══ GIVEN DATA ══
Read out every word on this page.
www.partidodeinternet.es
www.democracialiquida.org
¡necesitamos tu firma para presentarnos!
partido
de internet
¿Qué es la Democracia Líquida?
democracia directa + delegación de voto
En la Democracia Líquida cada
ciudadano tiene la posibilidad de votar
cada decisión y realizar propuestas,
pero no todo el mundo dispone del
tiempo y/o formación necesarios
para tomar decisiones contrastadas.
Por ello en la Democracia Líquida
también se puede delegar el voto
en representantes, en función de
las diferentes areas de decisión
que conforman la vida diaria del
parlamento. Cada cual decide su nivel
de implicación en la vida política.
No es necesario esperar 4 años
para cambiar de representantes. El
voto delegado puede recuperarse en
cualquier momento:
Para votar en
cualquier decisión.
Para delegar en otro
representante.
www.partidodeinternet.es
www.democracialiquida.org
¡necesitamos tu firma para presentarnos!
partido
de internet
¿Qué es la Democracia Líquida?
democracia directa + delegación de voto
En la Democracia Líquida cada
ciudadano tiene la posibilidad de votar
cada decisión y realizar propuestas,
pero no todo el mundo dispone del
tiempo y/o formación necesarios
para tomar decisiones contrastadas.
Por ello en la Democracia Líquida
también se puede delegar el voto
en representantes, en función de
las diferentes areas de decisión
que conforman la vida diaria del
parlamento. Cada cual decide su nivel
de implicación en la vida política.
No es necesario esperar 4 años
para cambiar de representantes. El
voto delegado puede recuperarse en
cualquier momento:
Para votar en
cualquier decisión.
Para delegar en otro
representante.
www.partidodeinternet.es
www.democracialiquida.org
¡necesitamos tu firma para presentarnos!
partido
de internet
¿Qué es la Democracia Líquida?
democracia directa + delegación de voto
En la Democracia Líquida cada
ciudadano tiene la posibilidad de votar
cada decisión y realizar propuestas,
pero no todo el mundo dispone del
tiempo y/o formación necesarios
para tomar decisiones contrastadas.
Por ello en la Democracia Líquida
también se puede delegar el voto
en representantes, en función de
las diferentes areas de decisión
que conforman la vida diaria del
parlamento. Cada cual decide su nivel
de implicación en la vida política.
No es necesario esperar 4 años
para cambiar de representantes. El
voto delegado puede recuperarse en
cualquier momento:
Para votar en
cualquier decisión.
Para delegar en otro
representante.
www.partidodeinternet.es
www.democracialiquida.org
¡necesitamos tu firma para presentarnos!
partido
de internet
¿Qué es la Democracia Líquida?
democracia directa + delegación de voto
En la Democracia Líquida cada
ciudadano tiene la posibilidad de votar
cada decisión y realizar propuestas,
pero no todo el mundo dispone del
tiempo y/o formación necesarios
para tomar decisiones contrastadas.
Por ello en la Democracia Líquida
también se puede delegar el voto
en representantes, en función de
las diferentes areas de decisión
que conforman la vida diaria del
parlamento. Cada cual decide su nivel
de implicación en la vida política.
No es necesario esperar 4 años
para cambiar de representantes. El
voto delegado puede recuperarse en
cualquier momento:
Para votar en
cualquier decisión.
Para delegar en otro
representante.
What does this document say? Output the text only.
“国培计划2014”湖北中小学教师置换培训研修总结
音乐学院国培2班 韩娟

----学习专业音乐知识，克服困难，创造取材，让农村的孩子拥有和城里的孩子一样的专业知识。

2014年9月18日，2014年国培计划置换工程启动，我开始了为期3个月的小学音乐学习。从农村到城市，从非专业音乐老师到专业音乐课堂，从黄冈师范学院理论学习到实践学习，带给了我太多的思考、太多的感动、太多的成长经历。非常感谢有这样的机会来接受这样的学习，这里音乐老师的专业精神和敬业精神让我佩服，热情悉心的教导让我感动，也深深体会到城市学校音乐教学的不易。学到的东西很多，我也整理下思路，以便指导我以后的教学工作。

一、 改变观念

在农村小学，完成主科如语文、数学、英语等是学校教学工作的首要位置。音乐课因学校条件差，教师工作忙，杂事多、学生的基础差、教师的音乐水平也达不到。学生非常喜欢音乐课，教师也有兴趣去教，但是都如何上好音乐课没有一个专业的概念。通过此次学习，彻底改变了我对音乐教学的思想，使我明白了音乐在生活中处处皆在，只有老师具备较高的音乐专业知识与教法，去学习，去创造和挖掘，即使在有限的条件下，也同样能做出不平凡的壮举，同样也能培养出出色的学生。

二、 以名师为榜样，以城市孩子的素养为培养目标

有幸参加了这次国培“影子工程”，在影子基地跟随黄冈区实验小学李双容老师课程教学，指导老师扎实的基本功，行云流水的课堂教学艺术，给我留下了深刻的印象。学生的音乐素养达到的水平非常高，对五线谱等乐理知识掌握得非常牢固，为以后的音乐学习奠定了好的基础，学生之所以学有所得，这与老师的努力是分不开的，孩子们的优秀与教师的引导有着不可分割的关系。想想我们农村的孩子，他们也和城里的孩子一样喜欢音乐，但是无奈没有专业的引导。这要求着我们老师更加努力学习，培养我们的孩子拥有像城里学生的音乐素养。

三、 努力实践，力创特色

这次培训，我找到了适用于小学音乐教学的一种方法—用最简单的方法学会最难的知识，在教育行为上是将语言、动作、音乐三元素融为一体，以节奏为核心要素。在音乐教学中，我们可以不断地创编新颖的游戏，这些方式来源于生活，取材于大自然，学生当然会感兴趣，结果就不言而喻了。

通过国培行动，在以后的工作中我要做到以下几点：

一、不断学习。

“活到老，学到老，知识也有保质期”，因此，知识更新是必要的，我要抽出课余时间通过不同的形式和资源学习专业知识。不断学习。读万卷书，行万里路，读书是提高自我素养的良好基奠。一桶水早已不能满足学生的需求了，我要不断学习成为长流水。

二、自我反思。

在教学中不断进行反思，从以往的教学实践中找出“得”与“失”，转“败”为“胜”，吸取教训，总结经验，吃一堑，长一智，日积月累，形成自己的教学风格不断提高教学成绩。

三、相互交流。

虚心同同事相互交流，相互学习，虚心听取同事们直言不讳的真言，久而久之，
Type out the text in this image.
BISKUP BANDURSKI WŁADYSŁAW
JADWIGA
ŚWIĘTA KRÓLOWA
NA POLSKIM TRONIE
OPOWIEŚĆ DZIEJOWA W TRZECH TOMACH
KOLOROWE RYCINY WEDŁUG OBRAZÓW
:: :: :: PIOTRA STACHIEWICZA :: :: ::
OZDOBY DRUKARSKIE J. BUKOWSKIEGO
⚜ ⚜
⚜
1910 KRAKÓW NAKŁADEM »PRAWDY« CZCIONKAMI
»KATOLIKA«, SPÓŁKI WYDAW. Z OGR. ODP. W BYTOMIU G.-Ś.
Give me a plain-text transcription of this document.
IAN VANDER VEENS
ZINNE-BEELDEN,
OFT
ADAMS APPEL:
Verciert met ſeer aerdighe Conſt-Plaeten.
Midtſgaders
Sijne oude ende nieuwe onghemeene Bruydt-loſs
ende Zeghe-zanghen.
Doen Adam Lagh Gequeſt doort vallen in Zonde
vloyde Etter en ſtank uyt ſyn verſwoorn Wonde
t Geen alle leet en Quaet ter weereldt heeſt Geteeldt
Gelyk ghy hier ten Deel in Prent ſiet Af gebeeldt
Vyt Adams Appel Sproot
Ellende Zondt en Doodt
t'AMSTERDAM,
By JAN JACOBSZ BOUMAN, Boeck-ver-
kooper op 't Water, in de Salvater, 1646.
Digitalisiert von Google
═══
=== PROBLEM STATEMENT ===
Extract all of the data shown above without alteration.

=== EXERCISE OUTPUT ===
Read out every word on this page.
www.partidodeinternet.es
www.democracialiquida.org
¡necesitamos tu firma para presentarnos!
partido
de internet
¿Qué es la Democracia Líquida?
democracia directa + delegación de voto
En la Democracia Líquida cada
ciudadano tiene la posibilidad de votar
cada decisión y realizar propuestas,
pero no todo el mundo dispone del
tiempo y/o formación necesarios
para tomar decisiones contrastadas.
Por ello en la Democracia Líquida
también se puede delegar el voto
en representantes, en función de
las diferentes areas de decisión
que conforman la vida diaria del
parlamento. Cada cual decide su nivel
de implicación en la vida política.
No es necesario esperar 4 años
para cambiar de representantes. El
voto delegado puede recuperarse en
cualquier momento:
Para votar en
cualquier decisión.
Para delegar en otro
representante.
www.partidodeinternet.es
www.democracialiquida.org
¡necesitamos tu firma para presentarnos!
partido
de internet
¿Qué es la Democracia Líquida?
democracia directa + delegación de voto
En la Democracia Líquida cada
ciudadano tiene la posibilidad de votar
cada decisión y realizar propuestas,
pero no todo el mundo dispone del
tiempo y/o formación necesarios
para tomar decisiones contrastadas.
Por ello en la Democracia Líquida
también se puede delegar el voto
en representantes, en función de
las diferentes areas de decisión
que conforman la vida diaria del
parlamento. Cada cual decide su nivel
de implicación en la vida política.
No es necesario esperar 4 años
para cambiar de representantes. El
voto delegado puede recuperarse en
cualquier momento:
Para votar en
cualquier decisión.
Para delegar en otro
representante.
www.partidodeinternet.es
www.democracialiquida.org
¡necesitamos tu firma para presentarnos!
partido
de internet
¿Qué es la Democracia Líquida?
democracia directa + delegación de voto
En la Democracia Líquida cada
ciudadano tiene la posibilidad de votar
cada decisión y realizar propuestas,
pero no todo el mundo dispone del
tiempo y/o formación necesarios
para tomar decisiones contrastadas.
Por ello en la Democracia Líquida
también se puede delegar el voto
en representantes, en función de
las diferentes areas de decisión
que conforman la vida diaria del
parlamento. Cada cual decide su nivel
de implicación en la vida política.
No es necesario esperar 4 años
para cambiar de representantes. El
voto delegado puede recuperarse en
cualquier momento:
Para votar en
cualquier decisión.
Para delegar en otro
representante.
www.partidodeinternet.es
www.democracialiquida.org
¡necesitamos tu firma para presentarnos!
partido
de internet
¿Qué es la Democracia Líquida?
democracia directa + delegación de voto
En la Democracia Líquida cada
ciudadano tiene la posibilidad de votar
cada decisión y realizar propuestas,
pero no todo el mundo dispone del
tiempo y/o formación necesarios
para tomar decisiones contrastadas.
Por ello en la Democracia Líquida
también se puede delegar el voto
en representantes, en función de
las diferentes areas de decisión
que conforman la vida diaria del
parlamento. Cada cual decide su nivel
de implicación en la vida política.
No es necesario esperar 4 años
para cambiar de representantes. El
voto delegado puede recuperarse en
cualquier momento:
Para votar en
cualquier decisión.
Para delegar en otro
representante.
What does this document say? Output the text only.
“国培计划2014”湖北中小学教师置换培训研修总结
音乐学院国培2班 韩娟

----学习专业音乐知识，克服困难，创造取材，让农村的孩子拥有和城里的孩子一样的专业知识。

2014年9月18日，2014年国培计划置换工程启动，我开始了为期3个月的小学音乐学习。从农村到城市，从非专业音乐老师到专业音乐课堂，从黄冈师范学院理论学习到实践学习，带给了我太多的思考、太多的感动、太多的成长经历。非常感谢有这样的机会来接受这样的学习，这里音乐老师的专业精神和敬业精神让我佩服，热情悉心的教导让我感动，也深深体会到城市学校音乐教学的不易。学到的东西很多，我也整理下思路，以便指导我以后的教学工作。

一、 改变观念

在农村小学，完成主科如语文、数学、英语等是学校教学工作的首要位置。音乐课因学校条件差，教师工作忙，杂事多、学生的基础差、教师的音乐水平也达不到。学生非常喜欢音乐课，教师也有兴趣去教，但是都如何上好音乐课没有一个专业的概念。通过此次学习，彻底改变了我对音乐教学的思想，使我明白了音乐在生活中处处皆在，只有老师具备较高的音乐专业知识与教法，去学习，去创造和挖掘，即使在有限的条件下，也同样能做出不平凡的壮举，同样也能培养出出色的学生。

二、 以名师为榜样，以城市孩子的素养为培养目标

有幸参加了这次国培“影子工程”，在影子基地跟随黄冈区实验小学李双容老师课程教学，指导老师扎实的基本功，行云流水的课堂教学艺术，给我留下了深刻的印象。学生的音乐素养达到的水平非常高，对五线谱等乐理知识掌握得非常牢固，为以后的音乐学习奠定了好的基础，学生之所以学有所得，这与老师的努力是分不开的，孩子们的优秀与教师的引导有着不可分割的关系。想想我们农村的孩子，他们也和城里的孩子一样喜欢音乐，但是无奈没有专业的引导。这要求着我们老师更加努力学习，培养我们的孩子拥有像城里学生的音乐素养。

三、 努力实践，力创特色

这次培训，我找到了适用于小学音乐教学的一种方法—用最简单的方法学会最难的知识，在教育行为上是将语言、动作、音乐三元素融为一体，以节奏为核心要素。在音乐教学中，我们可以不断地创编新颖的游戏，这些方式来源于生活，取材于大自然，学生当然会感兴趣，结果就不言而喻了。

通过国培行动，在以后的工作中我要做到以下几点：

一、不断学习。

“活到老，学到老，知识也有保质期”，因此，知识更新是必要的，我要抽出课余时间通过不同的形式和资源学习专业知识。不断学习。读万卷书，行万里路，读书是提高自我素养的良好基奠。一桶水早已不能满足学生的需求了，我要不断学习成为长流水。

二、自我反思。

在教学中不断进行反思，从以往的教学实践中找出“得”与“失”，转“败”为“胜”，吸取教训，总结经验，吃一堑，长一智，日积月累，形成自己的教学风格不断提高教学成绩。

三、相互交流。

虚心同同事相互交流，相互学习，虚心听取同事们直言不讳的真言，久而久之，
Type out the text in this image.
BISKUP BANDURSKI WŁADYSŁAW
JADWIGA
ŚWIĘTA KRÓLOWA
NA POLSKIM TRONIE
OPOWIEŚĆ DZIEJOWA W TRZECH TOMACH
KOLOROWE RYCINY WEDŁUG OBRAZÓW
:: :: :: PIOTRA STACHIEWICZA :: :: ::
OZDOBY DRUKARSKIE J. BUKOWSKIEGO
⚜ ⚜
⚜
1910 KRAKÓW NAKŁADEM »PRAWDY« CZCIONKAMI
»KATOLIKA«, SPÓŁKI WYDAW. Z OGR. ODP. W BYTOMIU G.-Ś.
Give me a plain-text transcription of this document.
IAN VANDER VEENS
ZINNE-BEELDEN,
OFT
ADAMS APPEL:
Verciert met ſeer aerdighe Conſt-Plaeten.
Midtſgaders
Sijne oude ende nieuwe onghemeene Bruydt-loſs
ende Zeghe-zanghen.
Doen Adam Lagh Gequeſt doort vallen in Zonde
vloyde Etter en ſtank uyt ſyn verſwoorn Wonde
t Geen alle leet en Quaet ter weereldt heeſt Geteeldt
Gelyk ghy hier ten Deel in Prent ſiet Af gebeeldt
Vyt Adams Appel Sproot
Ellende Zondt en Doodt
t'AMSTERDAM,
By JAN JACOBSZ BOUMAN, Boeck-ver-
kooper op 't Water, in de Salvater, 1646.
Digitalisiert von Google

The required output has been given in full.